→ **Dataset items**:
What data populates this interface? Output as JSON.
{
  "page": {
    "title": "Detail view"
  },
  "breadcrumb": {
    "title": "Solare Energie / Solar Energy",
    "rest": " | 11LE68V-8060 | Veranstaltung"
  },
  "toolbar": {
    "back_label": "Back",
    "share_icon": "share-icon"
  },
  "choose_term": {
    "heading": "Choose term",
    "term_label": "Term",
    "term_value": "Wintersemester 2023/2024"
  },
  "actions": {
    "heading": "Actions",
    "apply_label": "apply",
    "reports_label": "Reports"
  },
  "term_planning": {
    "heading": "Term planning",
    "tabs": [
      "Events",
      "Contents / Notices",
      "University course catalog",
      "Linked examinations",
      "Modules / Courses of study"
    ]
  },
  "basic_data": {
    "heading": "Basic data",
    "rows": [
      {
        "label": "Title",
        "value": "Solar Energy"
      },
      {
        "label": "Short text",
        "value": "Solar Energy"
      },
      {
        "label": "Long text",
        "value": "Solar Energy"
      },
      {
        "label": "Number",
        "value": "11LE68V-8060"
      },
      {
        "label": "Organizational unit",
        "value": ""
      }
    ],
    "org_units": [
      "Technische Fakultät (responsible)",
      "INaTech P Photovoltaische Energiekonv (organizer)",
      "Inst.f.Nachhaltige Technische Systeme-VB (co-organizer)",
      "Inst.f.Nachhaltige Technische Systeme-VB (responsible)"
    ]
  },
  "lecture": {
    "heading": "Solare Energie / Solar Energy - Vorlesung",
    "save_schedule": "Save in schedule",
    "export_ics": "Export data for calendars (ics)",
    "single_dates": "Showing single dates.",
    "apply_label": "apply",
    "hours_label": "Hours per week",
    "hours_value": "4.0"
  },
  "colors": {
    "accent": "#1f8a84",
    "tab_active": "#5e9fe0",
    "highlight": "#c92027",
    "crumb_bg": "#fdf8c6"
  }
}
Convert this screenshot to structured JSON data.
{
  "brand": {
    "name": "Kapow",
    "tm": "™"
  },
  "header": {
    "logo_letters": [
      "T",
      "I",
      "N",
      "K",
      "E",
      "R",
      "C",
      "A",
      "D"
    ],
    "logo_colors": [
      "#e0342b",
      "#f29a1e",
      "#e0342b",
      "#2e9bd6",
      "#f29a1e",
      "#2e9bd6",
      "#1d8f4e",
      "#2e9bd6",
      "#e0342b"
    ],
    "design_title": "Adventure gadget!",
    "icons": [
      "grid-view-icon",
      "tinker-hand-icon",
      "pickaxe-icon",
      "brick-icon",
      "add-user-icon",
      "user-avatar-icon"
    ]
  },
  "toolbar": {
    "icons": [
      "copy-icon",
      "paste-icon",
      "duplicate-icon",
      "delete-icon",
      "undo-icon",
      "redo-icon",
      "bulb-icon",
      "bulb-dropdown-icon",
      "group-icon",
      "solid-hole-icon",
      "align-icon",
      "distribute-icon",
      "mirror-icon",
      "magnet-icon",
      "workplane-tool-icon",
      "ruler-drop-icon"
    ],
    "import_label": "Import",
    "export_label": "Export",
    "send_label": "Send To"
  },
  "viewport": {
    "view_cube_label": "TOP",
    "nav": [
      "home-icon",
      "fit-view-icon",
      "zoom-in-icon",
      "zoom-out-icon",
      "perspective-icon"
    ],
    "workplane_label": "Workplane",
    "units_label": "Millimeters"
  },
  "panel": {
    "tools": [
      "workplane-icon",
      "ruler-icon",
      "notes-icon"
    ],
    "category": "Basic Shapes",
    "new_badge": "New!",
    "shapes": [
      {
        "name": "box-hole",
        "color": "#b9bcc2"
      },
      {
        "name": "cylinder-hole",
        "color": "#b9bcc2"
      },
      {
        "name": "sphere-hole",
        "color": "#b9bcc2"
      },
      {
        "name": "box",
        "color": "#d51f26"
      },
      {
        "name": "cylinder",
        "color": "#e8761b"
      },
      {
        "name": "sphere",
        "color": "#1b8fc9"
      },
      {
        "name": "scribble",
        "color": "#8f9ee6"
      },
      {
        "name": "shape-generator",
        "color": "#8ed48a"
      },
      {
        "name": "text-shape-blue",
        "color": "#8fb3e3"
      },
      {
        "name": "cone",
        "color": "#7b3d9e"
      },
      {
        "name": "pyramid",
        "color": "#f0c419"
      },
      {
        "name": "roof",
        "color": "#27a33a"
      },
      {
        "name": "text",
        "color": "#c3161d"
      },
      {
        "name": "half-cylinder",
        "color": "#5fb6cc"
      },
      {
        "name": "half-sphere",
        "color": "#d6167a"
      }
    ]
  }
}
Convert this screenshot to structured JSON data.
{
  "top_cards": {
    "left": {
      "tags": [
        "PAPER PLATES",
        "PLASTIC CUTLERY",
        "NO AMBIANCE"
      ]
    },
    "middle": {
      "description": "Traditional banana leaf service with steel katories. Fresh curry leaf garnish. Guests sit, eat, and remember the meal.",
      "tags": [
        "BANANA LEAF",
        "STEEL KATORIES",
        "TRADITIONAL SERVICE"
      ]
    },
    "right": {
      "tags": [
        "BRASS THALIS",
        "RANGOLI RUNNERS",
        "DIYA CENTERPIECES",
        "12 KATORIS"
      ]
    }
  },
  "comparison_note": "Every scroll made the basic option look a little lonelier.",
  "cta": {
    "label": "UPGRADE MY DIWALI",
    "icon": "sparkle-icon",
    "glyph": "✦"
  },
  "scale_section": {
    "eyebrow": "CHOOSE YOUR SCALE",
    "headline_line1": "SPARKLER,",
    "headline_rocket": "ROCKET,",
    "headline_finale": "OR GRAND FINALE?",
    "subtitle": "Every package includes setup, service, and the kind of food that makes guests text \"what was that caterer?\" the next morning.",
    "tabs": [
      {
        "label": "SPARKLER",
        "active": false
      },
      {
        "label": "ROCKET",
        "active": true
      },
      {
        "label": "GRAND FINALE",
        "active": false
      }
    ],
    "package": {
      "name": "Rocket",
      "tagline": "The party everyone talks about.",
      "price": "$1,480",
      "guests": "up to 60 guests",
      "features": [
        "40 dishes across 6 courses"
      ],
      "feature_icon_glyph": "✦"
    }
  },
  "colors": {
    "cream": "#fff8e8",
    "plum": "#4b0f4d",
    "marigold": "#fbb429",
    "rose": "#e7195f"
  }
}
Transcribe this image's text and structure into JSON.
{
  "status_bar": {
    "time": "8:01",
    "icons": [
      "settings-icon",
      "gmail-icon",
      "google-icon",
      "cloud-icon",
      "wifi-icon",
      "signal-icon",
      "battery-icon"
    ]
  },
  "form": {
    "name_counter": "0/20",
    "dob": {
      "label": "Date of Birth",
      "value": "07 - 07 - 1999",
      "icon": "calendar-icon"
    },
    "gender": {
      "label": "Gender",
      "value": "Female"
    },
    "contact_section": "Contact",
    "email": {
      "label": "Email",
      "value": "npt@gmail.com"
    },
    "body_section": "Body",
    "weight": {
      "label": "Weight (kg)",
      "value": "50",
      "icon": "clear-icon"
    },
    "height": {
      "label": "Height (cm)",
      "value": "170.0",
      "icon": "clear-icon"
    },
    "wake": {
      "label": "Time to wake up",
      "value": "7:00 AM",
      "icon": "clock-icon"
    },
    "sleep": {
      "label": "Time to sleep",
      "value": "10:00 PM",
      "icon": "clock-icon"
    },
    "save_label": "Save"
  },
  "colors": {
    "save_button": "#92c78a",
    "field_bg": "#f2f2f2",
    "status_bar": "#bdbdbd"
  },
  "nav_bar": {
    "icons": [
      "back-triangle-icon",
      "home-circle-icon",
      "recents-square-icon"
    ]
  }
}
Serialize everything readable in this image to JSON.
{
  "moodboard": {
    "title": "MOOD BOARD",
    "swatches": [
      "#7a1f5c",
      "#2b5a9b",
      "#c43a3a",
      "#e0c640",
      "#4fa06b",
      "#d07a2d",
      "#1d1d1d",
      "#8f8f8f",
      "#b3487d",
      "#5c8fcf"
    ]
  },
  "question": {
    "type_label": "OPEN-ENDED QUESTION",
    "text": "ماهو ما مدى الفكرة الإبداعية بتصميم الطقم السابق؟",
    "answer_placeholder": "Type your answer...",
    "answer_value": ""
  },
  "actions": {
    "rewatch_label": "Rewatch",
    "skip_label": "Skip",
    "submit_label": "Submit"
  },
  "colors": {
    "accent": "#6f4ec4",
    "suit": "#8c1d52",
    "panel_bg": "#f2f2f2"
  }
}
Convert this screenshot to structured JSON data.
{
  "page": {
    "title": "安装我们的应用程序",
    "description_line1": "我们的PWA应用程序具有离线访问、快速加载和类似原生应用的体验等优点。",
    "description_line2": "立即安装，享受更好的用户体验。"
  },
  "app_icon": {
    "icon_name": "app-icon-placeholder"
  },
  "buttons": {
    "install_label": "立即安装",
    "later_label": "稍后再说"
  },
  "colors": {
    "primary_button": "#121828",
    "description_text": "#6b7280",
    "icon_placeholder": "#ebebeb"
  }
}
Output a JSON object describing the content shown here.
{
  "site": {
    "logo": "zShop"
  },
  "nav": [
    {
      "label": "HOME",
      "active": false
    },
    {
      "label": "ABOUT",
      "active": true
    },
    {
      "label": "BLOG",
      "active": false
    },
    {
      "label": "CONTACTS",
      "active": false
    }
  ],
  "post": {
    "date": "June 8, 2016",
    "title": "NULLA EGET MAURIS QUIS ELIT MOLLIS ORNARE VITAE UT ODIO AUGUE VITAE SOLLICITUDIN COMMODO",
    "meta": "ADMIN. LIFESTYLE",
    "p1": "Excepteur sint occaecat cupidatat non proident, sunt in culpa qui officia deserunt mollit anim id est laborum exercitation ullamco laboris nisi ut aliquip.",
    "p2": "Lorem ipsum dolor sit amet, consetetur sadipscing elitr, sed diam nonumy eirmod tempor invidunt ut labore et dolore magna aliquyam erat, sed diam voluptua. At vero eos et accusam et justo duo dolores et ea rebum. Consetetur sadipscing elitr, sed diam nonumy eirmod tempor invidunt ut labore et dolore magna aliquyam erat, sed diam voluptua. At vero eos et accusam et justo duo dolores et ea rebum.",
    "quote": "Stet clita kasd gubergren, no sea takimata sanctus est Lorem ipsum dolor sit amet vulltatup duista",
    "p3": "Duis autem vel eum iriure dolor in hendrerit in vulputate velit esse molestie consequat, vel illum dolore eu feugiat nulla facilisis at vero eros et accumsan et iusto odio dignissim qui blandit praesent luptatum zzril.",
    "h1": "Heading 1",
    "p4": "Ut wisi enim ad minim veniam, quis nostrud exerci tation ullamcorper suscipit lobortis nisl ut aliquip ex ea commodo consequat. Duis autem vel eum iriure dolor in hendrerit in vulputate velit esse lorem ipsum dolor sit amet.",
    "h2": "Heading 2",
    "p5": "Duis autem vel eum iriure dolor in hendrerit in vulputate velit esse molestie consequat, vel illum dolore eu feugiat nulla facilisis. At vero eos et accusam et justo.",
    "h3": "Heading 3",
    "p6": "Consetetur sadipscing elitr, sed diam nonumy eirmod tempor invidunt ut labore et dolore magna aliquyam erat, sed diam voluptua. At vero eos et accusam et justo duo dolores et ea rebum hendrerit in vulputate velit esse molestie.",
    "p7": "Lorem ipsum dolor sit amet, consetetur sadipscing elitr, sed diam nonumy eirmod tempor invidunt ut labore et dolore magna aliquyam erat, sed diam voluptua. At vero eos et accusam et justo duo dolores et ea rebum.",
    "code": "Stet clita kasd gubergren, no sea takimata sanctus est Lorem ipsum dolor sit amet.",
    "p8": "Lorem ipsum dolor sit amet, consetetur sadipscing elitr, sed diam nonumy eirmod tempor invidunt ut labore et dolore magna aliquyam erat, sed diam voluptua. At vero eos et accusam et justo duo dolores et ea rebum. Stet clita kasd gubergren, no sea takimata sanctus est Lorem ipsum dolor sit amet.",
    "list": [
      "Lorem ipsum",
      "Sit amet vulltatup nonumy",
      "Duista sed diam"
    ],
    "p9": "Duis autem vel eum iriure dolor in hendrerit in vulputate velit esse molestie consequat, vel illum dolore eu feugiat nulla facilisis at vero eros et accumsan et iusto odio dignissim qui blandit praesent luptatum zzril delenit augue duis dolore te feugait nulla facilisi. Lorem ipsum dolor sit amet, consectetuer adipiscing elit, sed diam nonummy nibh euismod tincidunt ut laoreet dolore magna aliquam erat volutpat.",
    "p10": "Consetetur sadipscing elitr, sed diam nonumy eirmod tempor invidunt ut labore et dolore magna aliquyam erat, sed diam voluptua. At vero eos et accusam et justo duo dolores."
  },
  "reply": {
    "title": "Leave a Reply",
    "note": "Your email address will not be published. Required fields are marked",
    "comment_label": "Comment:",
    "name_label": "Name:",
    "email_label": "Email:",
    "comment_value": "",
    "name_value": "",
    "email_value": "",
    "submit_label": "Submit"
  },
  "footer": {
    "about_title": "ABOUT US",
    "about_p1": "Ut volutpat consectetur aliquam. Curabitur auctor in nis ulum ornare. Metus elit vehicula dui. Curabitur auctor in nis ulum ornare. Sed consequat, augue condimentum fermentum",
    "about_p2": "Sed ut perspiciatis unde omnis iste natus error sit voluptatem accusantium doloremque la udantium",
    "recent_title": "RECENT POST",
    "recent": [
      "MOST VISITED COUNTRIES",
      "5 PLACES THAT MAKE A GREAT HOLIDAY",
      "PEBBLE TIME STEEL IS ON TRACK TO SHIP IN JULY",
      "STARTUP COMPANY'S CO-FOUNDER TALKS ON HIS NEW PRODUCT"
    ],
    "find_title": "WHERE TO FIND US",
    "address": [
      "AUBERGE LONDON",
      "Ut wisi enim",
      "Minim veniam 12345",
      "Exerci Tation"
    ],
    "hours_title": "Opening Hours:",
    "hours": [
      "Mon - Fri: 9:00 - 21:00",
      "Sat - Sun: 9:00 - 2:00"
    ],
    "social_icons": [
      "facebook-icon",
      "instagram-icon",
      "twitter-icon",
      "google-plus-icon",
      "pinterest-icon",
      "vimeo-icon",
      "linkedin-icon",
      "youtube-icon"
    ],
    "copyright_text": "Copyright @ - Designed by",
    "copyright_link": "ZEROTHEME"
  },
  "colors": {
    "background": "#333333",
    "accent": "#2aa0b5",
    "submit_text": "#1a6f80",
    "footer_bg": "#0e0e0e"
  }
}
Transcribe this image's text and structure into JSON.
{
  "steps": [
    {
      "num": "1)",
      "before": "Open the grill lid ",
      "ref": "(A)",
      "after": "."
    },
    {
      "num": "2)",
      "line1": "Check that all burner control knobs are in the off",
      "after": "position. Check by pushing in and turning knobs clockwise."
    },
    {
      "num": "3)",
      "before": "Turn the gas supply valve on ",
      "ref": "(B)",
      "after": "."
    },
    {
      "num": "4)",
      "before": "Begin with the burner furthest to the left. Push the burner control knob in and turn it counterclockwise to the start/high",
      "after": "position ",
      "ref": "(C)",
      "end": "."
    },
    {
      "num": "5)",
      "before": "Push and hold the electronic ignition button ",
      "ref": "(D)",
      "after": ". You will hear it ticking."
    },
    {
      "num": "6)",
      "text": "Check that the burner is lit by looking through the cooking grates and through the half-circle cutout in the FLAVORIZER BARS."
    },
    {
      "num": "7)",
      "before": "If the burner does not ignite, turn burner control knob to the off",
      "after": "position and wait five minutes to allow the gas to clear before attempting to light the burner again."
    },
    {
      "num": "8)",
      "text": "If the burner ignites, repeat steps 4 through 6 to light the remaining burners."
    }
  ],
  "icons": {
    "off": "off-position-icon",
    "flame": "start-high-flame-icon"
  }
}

→ **EXERCISE INSTRUCTIONS**: Search the data for the word "left" and copy each line where it appears.

→ **FINISHED EXERCISE**:
    "left": {
      "before": "Begin with the burner furthest to the left. Push the burner control knob in and turn it counterclockwise to the start/high",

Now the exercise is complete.